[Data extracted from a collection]
---------------

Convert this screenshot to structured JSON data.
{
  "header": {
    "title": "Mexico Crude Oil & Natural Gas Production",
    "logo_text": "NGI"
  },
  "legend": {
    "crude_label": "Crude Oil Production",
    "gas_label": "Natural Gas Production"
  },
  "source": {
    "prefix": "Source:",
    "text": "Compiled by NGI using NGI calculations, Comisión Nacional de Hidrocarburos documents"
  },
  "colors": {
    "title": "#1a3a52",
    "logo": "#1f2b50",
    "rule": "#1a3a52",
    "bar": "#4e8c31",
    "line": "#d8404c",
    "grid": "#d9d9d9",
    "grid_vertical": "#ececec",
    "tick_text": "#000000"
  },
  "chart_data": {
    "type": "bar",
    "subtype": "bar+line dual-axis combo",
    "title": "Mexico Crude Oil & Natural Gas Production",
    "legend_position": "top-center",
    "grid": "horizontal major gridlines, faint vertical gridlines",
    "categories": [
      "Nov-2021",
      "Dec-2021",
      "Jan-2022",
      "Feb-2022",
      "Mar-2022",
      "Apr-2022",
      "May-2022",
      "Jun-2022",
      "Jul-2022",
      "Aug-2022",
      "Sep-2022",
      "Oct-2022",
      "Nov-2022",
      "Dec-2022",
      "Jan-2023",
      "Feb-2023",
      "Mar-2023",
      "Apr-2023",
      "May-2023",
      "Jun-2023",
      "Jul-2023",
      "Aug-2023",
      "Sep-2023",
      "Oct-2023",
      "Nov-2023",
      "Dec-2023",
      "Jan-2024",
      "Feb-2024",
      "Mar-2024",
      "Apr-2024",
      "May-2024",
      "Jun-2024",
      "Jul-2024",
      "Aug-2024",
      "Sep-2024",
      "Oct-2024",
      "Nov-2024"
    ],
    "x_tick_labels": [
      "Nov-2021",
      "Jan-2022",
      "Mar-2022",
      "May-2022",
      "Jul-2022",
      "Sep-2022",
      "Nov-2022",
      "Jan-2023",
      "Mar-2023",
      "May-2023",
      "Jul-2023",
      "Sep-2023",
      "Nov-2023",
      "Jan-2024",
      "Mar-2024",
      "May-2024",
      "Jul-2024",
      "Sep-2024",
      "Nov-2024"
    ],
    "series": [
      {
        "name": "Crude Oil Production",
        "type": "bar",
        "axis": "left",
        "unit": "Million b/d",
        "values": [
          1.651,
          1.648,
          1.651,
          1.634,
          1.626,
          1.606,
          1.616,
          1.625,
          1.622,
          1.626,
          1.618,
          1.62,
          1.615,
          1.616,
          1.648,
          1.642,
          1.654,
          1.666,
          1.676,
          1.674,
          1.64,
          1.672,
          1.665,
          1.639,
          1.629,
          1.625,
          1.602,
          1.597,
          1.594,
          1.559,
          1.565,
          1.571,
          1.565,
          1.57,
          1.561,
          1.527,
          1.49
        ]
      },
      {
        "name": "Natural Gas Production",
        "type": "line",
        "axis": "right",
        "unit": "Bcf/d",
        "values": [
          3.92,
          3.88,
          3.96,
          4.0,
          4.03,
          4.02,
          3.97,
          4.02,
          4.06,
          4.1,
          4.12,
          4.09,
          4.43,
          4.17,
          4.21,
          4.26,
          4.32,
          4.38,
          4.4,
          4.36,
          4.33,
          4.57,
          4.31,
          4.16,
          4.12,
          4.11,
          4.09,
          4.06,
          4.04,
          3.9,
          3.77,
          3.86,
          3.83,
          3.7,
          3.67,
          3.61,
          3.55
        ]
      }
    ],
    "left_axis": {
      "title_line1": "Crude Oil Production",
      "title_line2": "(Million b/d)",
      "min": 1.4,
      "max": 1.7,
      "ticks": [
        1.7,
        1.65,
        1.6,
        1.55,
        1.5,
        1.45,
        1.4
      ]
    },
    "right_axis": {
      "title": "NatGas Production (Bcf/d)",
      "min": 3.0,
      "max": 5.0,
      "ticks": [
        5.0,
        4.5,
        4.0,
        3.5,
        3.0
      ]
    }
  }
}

---------------

**Exercise aim**
Report each line of the material above where the word "Production" appears.

**Solved problem**
    "title": "Mexico Crude Oil & Natural Gas Production",
    "crude_label": "Crude Oil Production",
    "gas_label": "Natural Gas Production"
    "title": "Mexico Crude Oil & Natural Gas Production",
        "name": "Crude Oil Production",
        "name": "Natural Gas Production",
      "title_line1": "Crude Oil Production",
      "title": "NatGas Production (Bcf/d)",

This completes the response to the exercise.